Data records:
-- START --

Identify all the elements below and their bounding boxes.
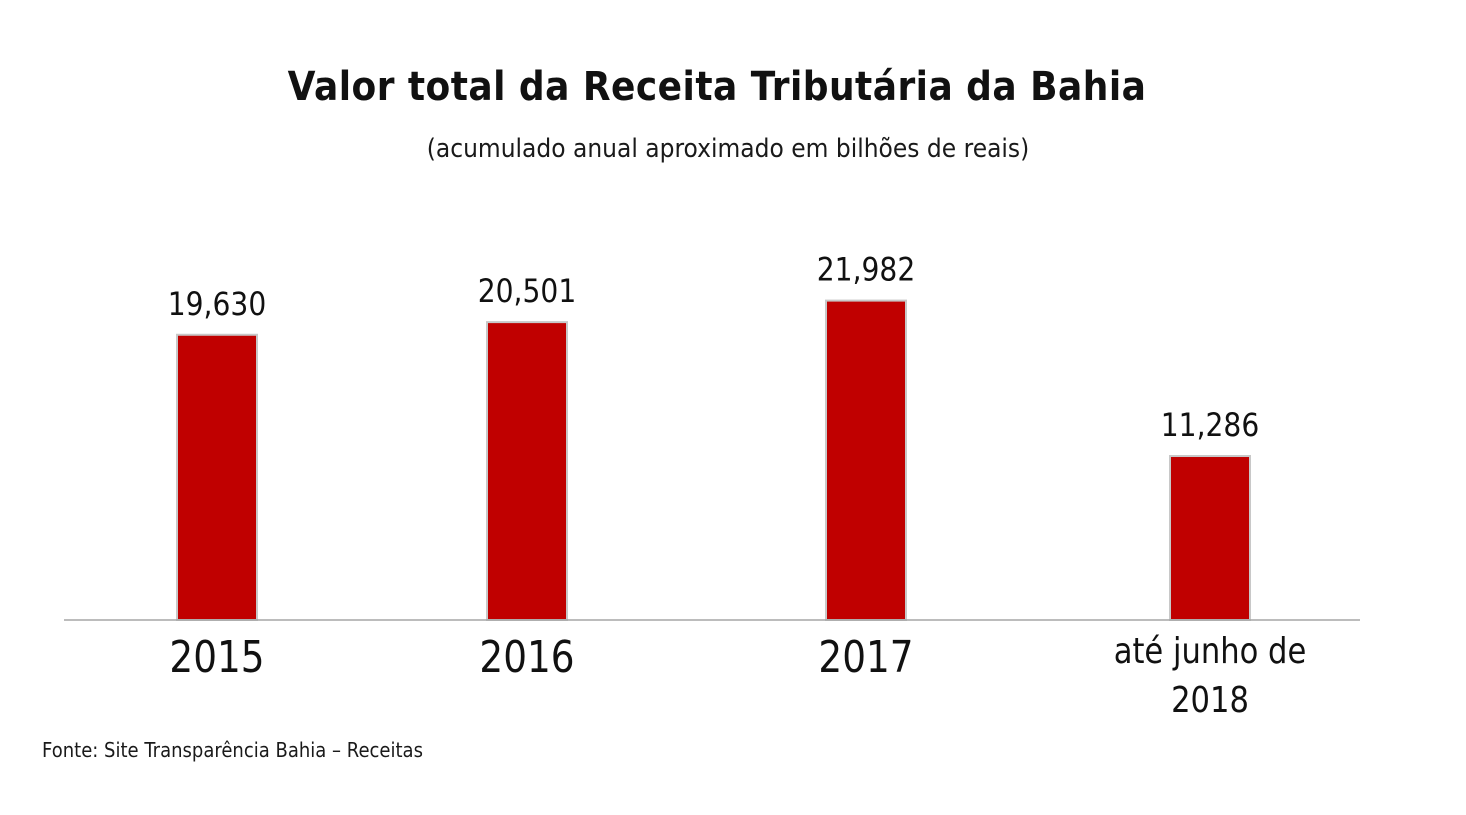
category-label-4: até junho de 2018 bbox=[1114, 630, 1307, 721]
value-label-3: 21,982 bbox=[817, 252, 915, 289]
value-label-1: 19,630 bbox=[168, 286, 266, 323]
value-label-2: 20,501 bbox=[478, 273, 576, 310]
category-label-line: 2015 bbox=[169, 631, 264, 683]
source-note: Fonte: Site Transparência Bahia – Receit… bbox=[42, 738, 423, 762]
bars-layer bbox=[176, 299, 1251, 622]
bar-4 bbox=[1169, 455, 1251, 622]
chart-subtitle: (acumulado anual aproximado em bilhões d… bbox=[426, 134, 1030, 164]
value-labels-layer: 19,630 20,501 21,982 11,286 bbox=[168, 252, 1259, 445]
category-label-2: 2016 bbox=[479, 631, 574, 683]
category-label-line: 2016 bbox=[479, 631, 574, 683]
category-label-line: 2017 bbox=[818, 631, 913, 683]
category-label-3: 2017 bbox=[818, 631, 913, 683]
bar-3 bbox=[825, 299, 907, 621]
category-label-line: até junho de bbox=[1114, 630, 1307, 672]
value-label-4: 11,286 bbox=[1161, 407, 1259, 444]
category-labels-layer: 2015 2016 2017 até junho de 2018 bbox=[169, 630, 1306, 721]
bar-2 bbox=[486, 321, 568, 621]
category-label-line: 2018 bbox=[1171, 679, 1249, 721]
chart-title: Valor total da Receita Tributária da Bah… bbox=[287, 64, 1147, 110]
category-label-1: 2015 bbox=[169, 631, 264, 683]
bar-1 bbox=[176, 333, 258, 621]
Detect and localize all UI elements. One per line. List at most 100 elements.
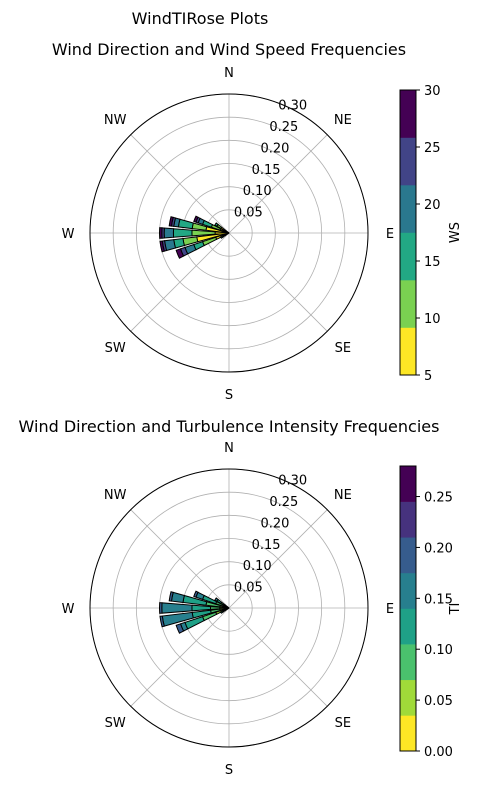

-- END --

**Problem description**
Transcribe the rows precisely, everything from the line containing "category-label-4: até junho" down to the line containing "bar-4 bbox=[1169, 455, 1251, 622]", with both of those lines included.

**The answer**
category-label-4: até junho de 2018 bbox=[1114, 630, 1307, 721]
value-label-3: 21,982 bbox=[817, 252, 915, 289]
value-label-1: 19,630 bbox=[168, 286, 266, 323]
value-label-2: 20,501 bbox=[478, 273, 576, 310]
category-label-line: 2015 bbox=[169, 631, 264, 683]
source-note: Fonte: Site Transparência Bahia – Receit… bbox=[42, 738, 423, 762]
bars-layer bbox=[176, 299, 1251, 622]
bar-4 bbox=[1169, 455, 1251, 622]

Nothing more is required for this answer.